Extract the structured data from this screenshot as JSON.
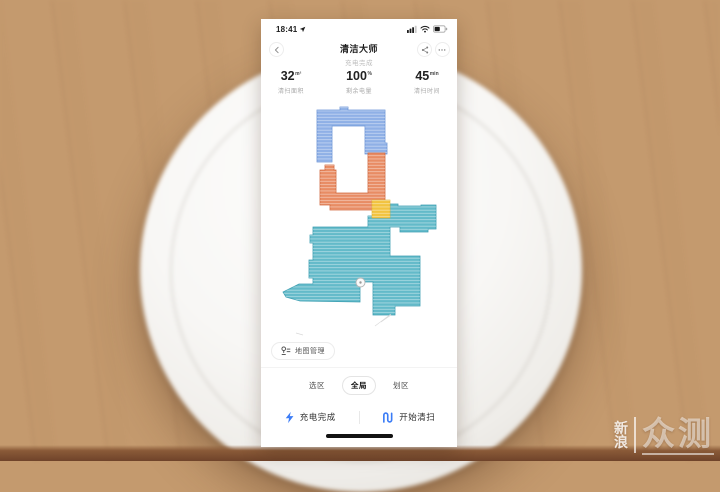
{
  "status_bar": {
    "time": "18:41"
  },
  "nav": {
    "title": "清洁大师",
    "subtitle": "充电完成"
  },
  "stats": [
    {
      "value": "32",
      "unit": "m²",
      "label": "清扫面积"
    },
    {
      "value": "100",
      "unit": "%",
      "label": "剩余电量"
    },
    {
      "value": "45",
      "unit": "min",
      "label": "清扫时间"
    }
  ],
  "map": {
    "manage_button": "地图管理",
    "colors": {
      "blue_room": "#8fb0e6",
      "blue_edge": "#6b94d6",
      "orange_room": "#e88c64",
      "orange_edge": "#d1693f",
      "yellow_junction": "#f2c33f",
      "yellow_edge": "#ddb032",
      "teal_room": "#63bac9",
      "teal_edge": "#3d9fb2"
    }
  },
  "tabs": [
    {
      "label": "选区",
      "selected": false
    },
    {
      "label": "全局",
      "selected": true
    },
    {
      "label": "划区",
      "selected": false
    }
  ],
  "actions": [
    {
      "label": "充电完成",
      "icon": "lightning-icon"
    },
    {
      "label": "开始清扫",
      "icon": "route-icon"
    }
  ],
  "accent_color": "#3b7cf6",
  "watermark": {
    "line1": "新",
    "line2": "浪",
    "main": "众测"
  },
  "icons": [
    "location-arrow-icon",
    "signal-icon",
    "wifi-icon",
    "battery-icon",
    "back-icon",
    "share-icon",
    "more-icon",
    "map-pin-icon",
    "lightning-icon",
    "route-icon",
    "robot-marker"
  ]
}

^^^^^^^^

Write the listing out a second time exactly, dropping all images.

→ Finished task:
Extract the structured data from this screenshot as JSON.
{
  "status_bar": {
    "time": "18:41"
  },
  "nav": {
    "title": "清洁大师",
    "subtitle": "充电完成"
  },
  "stats": [
    {
      "value": "32",
      "unit": "m²",
      "label": "清扫面积"
    },
    {
      "value": "100",
      "unit": "%",
      "label": "剩余电量"
    },
    {
      "value": "45",
      "unit": "min",
      "label": "清扫时间"
    }
  ],
  "map": {
    "manage_button": "地图管理",
    "colors": {
      "blue_room": "#8fb0e6",
      "blue_edge": "#6b94d6",
      "orange_room": "#e88c64",
      "orange_edge": "#d1693f",
      "yellow_junction": "#f2c33f",
      "yellow_edge": "#ddb032",
      "teal_room": "#63bac9",
      "teal_edge": "#3d9fb2"
    }
  },
  "tabs": [
    {
      "label": "选区",
      "selected": false
    },
    {
      "label": "全局",
      "selected": true
    },
    {
      "label": "划区",
      "selected": false
    }
  ],
  "actions": [
    {
      "label": "充电完成",
      "icon": "lightning-icon"
    },
    {
      "label": "开始清扫",
      "icon": "route-icon"
    }
  ],
  "accent_color": "#3b7cf6",
  "watermark": {
    "line1": "新",
    "line2": "浪",
    "main": "众测"
  },
  "icons": [
    "location-arrow-icon",
    "signal-icon",
    "wifi-icon",
    "battery-icon",
    "back-icon",
    "share-icon",
    "more-icon",
    "map-pin-icon",
    "lightning-icon",
    "route-icon",
    "robot-marker"
  ]
}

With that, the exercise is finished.